The exercise:
Emit the data below verbatim, stripping out any pictures.

· · · · ·

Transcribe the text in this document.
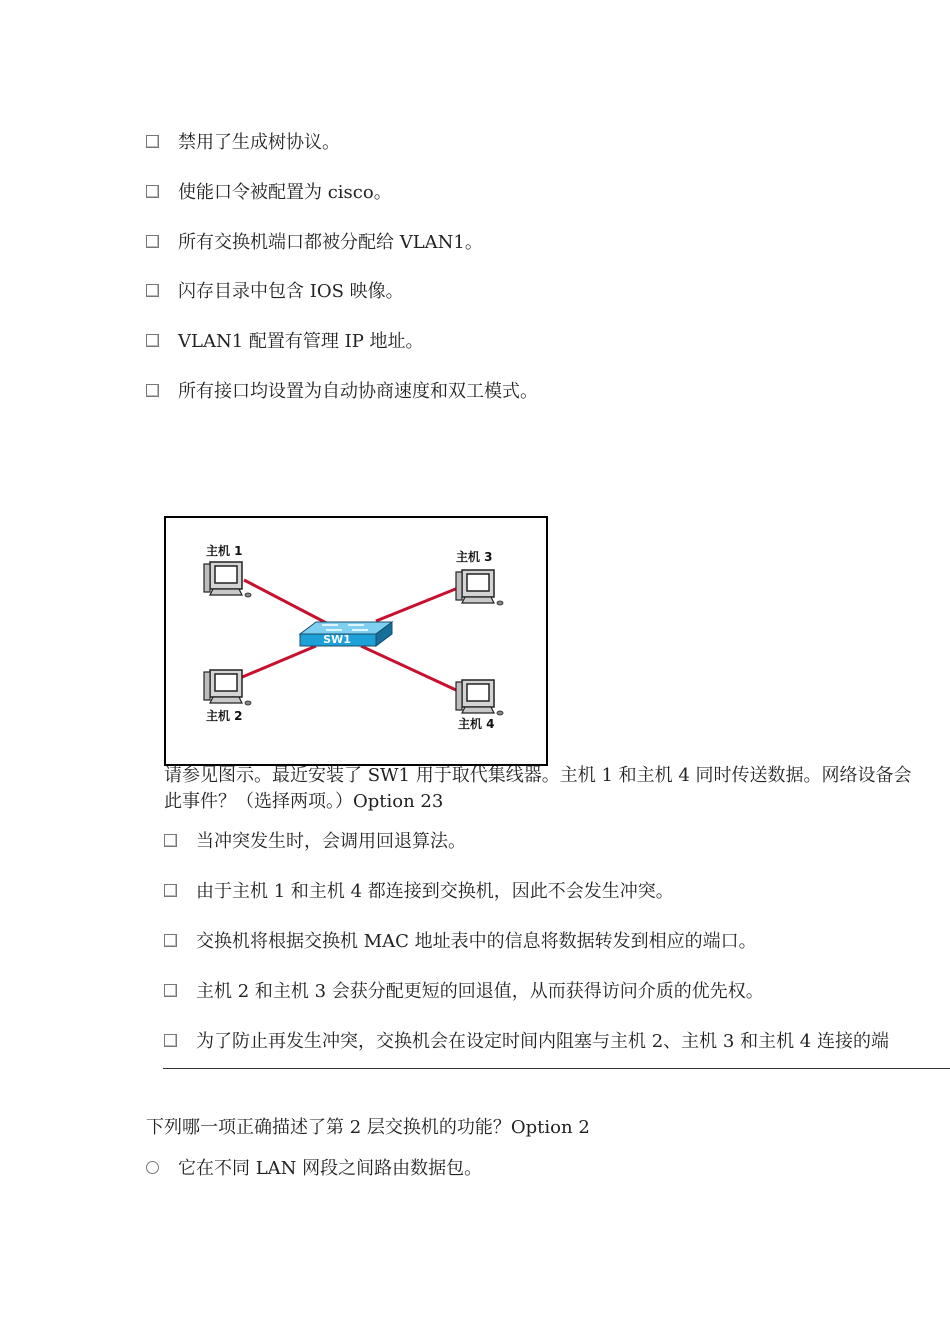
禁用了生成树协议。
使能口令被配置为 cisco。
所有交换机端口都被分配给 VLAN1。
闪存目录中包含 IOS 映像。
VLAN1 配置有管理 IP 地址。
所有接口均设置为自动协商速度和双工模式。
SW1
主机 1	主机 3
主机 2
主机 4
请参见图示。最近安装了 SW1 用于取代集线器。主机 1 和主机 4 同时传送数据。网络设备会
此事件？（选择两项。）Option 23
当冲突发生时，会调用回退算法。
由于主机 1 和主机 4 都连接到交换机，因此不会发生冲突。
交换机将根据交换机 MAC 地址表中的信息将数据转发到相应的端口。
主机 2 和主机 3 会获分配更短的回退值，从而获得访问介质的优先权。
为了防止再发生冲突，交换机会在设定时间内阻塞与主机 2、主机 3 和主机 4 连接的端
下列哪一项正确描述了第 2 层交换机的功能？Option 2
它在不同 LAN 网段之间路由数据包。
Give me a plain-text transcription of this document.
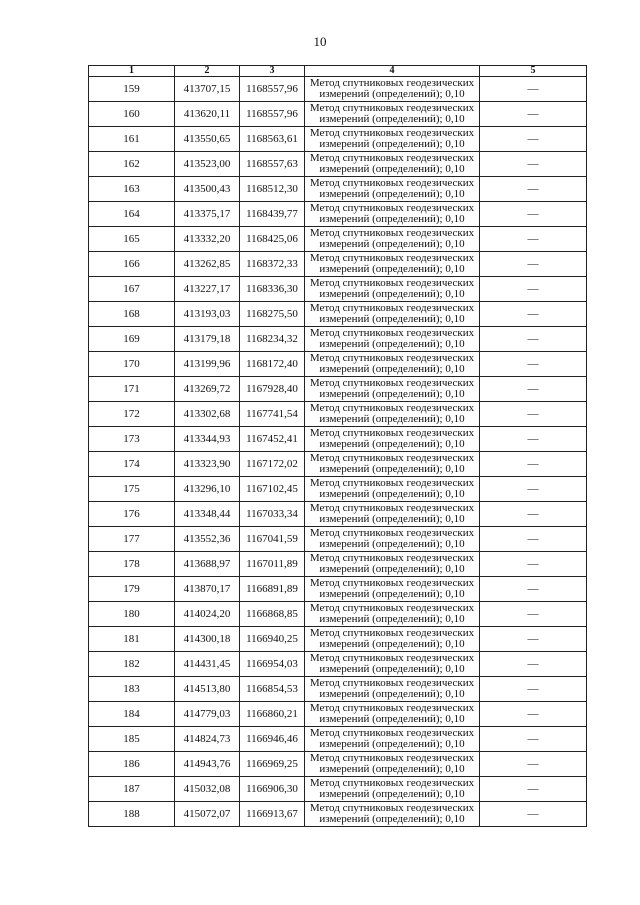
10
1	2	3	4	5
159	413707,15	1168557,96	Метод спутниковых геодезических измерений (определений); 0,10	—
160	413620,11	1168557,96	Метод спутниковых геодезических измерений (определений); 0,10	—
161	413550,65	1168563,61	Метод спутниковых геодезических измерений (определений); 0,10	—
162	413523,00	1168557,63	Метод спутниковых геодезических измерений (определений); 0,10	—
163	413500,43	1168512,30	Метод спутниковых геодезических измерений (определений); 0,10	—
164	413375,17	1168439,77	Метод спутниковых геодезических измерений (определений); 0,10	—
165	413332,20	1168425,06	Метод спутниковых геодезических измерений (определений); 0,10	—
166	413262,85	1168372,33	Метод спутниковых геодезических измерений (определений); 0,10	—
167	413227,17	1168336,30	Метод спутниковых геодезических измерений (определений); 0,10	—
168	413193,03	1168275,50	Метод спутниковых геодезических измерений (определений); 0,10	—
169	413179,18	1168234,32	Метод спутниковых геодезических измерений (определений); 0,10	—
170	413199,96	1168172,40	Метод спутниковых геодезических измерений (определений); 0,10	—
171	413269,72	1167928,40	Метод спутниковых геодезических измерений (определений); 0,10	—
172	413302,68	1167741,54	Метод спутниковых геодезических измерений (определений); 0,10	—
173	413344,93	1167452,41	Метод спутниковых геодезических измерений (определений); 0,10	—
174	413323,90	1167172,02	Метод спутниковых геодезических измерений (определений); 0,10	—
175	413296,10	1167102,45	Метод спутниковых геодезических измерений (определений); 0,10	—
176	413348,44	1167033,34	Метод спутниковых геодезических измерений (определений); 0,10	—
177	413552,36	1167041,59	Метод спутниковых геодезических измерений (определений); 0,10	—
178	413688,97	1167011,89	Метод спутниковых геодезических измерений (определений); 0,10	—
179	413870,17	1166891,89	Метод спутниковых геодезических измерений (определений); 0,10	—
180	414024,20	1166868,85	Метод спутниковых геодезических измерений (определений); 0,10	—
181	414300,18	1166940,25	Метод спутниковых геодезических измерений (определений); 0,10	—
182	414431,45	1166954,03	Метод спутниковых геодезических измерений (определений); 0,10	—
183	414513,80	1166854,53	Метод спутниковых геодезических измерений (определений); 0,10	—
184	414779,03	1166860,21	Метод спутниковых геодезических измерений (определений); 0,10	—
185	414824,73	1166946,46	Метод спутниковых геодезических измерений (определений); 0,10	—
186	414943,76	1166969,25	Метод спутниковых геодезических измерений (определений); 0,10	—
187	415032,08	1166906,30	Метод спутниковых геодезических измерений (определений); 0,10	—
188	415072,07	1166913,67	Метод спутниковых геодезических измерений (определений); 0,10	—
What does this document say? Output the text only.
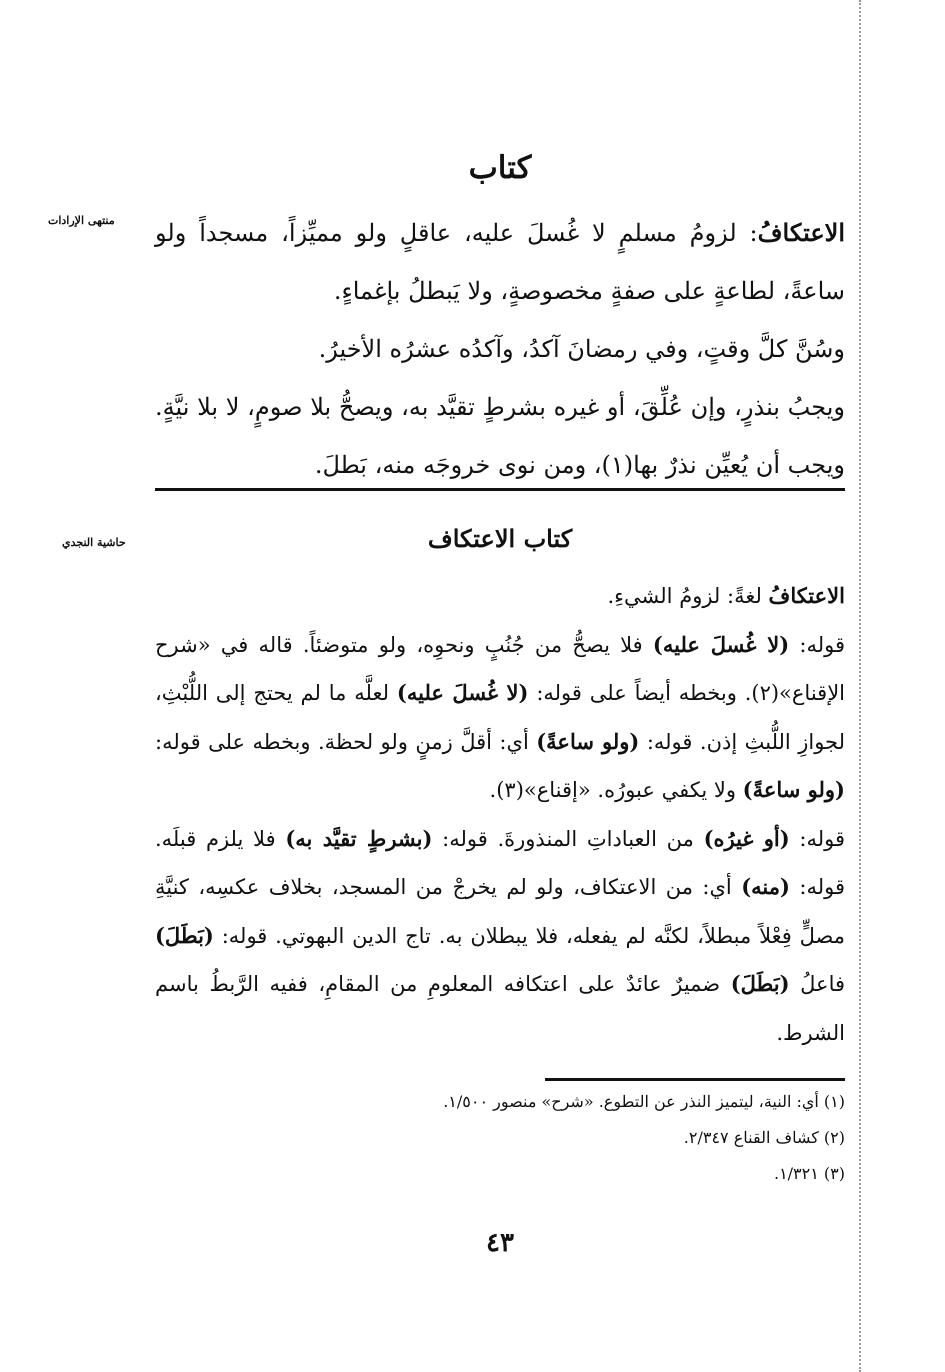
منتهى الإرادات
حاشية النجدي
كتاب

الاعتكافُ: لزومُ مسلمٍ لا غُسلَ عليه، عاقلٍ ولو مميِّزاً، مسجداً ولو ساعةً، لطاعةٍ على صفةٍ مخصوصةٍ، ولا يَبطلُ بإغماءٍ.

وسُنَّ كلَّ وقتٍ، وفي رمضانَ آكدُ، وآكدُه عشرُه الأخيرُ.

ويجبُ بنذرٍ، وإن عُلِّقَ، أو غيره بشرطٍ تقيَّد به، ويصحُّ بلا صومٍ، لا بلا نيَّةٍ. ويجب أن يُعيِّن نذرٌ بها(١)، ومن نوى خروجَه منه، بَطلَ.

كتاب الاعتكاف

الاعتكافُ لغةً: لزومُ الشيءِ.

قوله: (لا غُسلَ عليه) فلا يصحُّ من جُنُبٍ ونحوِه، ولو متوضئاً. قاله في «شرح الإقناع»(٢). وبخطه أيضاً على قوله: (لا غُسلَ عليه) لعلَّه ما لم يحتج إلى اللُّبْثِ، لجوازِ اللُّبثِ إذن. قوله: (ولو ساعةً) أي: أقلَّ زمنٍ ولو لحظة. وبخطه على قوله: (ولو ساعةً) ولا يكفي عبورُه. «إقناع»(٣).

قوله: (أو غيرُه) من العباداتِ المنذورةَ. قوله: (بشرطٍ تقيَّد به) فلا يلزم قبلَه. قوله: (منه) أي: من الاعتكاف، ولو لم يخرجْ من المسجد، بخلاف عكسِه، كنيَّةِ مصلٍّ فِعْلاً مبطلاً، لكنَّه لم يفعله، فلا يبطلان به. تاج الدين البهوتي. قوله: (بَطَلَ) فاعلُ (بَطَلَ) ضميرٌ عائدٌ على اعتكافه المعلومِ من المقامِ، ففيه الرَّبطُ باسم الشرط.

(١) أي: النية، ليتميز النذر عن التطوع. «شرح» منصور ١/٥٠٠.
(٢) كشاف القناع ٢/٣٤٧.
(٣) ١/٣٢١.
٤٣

· · · · ·

Solution:
Transcribe the text in this document.
禁用了生成树协议。
使能口令被配置为 cisco。
所有交换机端口都被分配给 VLAN1。
闪存目录中包含 IOS 映像。
VLAN1 配置有管理 IP 地址。
所有接口均设置为自动协商速度和双工模式。
SW1
主机 1	主机 3
主机 2
主机 4
请参见图示。最近安装了 SW1 用于取代集线器。主机 1 和主机 4 同时传送数据。网络设备会
此事件？（选择两项。）Option 23
当冲突发生时，会调用回退算法。
由于主机 1 和主机 4 都连接到交换机，因此不会发生冲突。
交换机将根据交换机 MAC 地址表中的信息将数据转发到相应的端口。
主机 2 和主机 3 会获分配更短的回退值，从而获得访问介质的优先权。
为了防止再发生冲突，交换机会在设定时间内阻塞与主机 2、主机 3 和主机 4 连接的端
下列哪一项正确描述了第 2 层交换机的功能？Option 2
它在不同 LAN 网段之间路由数据包。
Give me a plain-text transcription of this document.
10
1	2	3	4	5
159	413707,15	1168557,96	Метод спутниковых геодезических измерений (определений); 0,10	—
160	413620,11	1168557,96	Метод спутниковых геодезических измерений (определений); 0,10	—
161	413550,65	1168563,61	Метод спутниковых геодезических измерений (определений); 0,10	—
162	413523,00	1168557,63	Метод спутниковых геодезических измерений (определений); 0,10	—
163	413500,43	1168512,30	Метод спутниковых геодезических измерений (определений); 0,10	—
164	413375,17	1168439,77	Метод спутниковых геодезических измерений (определений); 0,10	—
165	413332,20	1168425,06	Метод спутниковых геодезических измерений (определений); 0,10	—
166	413262,85	1168372,33	Метод спутниковых геодезических измерений (определений); 0,10	—
167	413227,17	1168336,30	Метод спутниковых геодезических измерений (определений); 0,10	—
168	413193,03	1168275,50	Метод спутниковых геодезических измерений (определений); 0,10	—
169	413179,18	1168234,32	Метод спутниковых геодезических измерений (определений); 0,10	—
170	413199,96	1168172,40	Метод спутниковых геодезических измерений (определений); 0,10	—
171	413269,72	1167928,40	Метод спутниковых геодезических измерений (определений); 0,10	—
172	413302,68	1167741,54	Метод спутниковых геодезических измерений (определений); 0,10	—
173	413344,93	1167452,41	Метод спутниковых геодезических измерений (определений); 0,10	—
174	413323,90	1167172,02	Метод спутниковых геодезических измерений (определений); 0,10	—
175	413296,10	1167102,45	Метод спутниковых геодезических измерений (определений); 0,10	—
176	413348,44	1167033,34	Метод спутниковых геодезических измерений (определений); 0,10	—
177	413552,36	1167041,59	Метод спутниковых геодезических измерений (определений); 0,10	—
178	413688,97	1167011,89	Метод спутниковых геодезических измерений (определений); 0,10	—
179	413870,17	1166891,89	Метод спутниковых геодезических измерений (определений); 0,10	—
180	414024,20	1166868,85	Метод спутниковых геодезических измерений (определений); 0,10	—
181	414300,18	1166940,25	Метод спутниковых геодезических измерений (определений); 0,10	—
182	414431,45	1166954,03	Метод спутниковых геодезических измерений (определений); 0,10	—
183	414513,80	1166854,53	Метод спутниковых геодезических измерений (определений); 0,10	—
184	414779,03	1166860,21	Метод спутниковых геодезических измерений (определений); 0,10	—
185	414824,73	1166946,46	Метод спутниковых геодезических измерений (определений); 0,10	—
186	414943,76	1166969,25	Метод спутниковых геодезических измерений (определений); 0,10	—
187	415032,08	1166906,30	Метод спутниковых геодезических измерений (определений); 0,10	—
188	415072,07	1166913,67	Метод спутниковых геодезических измерений (определений); 0,10	—
What does this document say? Output the text only.
منتهى الإرادات
حاشية النجدي
كتاب

الاعتكافُ: لزومُ مسلمٍ لا غُسلَ عليه، عاقلٍ ولو مميِّزاً، مسجداً ولو ساعةً، لطاعةٍ على صفةٍ مخصوصةٍ، ولا يَبطلُ بإغماءٍ.

وسُنَّ كلَّ وقتٍ، وفي رمضانَ آكدُ، وآكدُه عشرُه الأخيرُ.

ويجبُ بنذرٍ، وإن عُلِّقَ، أو غيره بشرطٍ تقيَّد به، ويصحُّ بلا صومٍ، لا بلا نيَّةٍ. ويجب أن يُعيِّن نذرٌ بها(١)، ومن نوى خروجَه منه، بَطلَ.

كتاب الاعتكاف

الاعتكافُ لغةً: لزومُ الشيءِ.

قوله: (لا غُسلَ عليه) فلا يصحُّ من جُنُبٍ ونحوِه، ولو متوضئاً. قاله في «شرح الإقناع»(٢). وبخطه أيضاً على قوله: (لا غُسلَ عليه) لعلَّه ما لم يحتج إلى اللُّبْثِ، لجوازِ اللُّبثِ إذن. قوله: (ولو ساعةً) أي: أقلَّ زمنٍ ولو لحظة. وبخطه على قوله: (ولو ساعةً) ولا يكفي عبورُه. «إقناع»(٣).

قوله: (أو غيرُه) من العباداتِ المنذورةَ. قوله: (بشرطٍ تقيَّد به) فلا يلزم قبلَه. قوله: (منه) أي: من الاعتكاف، ولو لم يخرجْ من المسجد، بخلاف عكسِه، كنيَّةِ مصلٍّ فِعْلاً مبطلاً، لكنَّه لم يفعله، فلا يبطلان به. تاج الدين البهوتي. قوله: (بَطَلَ) فاعلُ (بَطَلَ) ضميرٌ عائدٌ على اعتكافه المعلومِ من المقامِ، ففيه الرَّبطُ باسم الشرط.

(١) أي: النية، ليتميز النذر عن التطوع. «شرح» منصور ١/٥٠٠.
(٢) كشاف القناع ٢/٣٤٧.
(٣) ١/٣٢١.
٤٣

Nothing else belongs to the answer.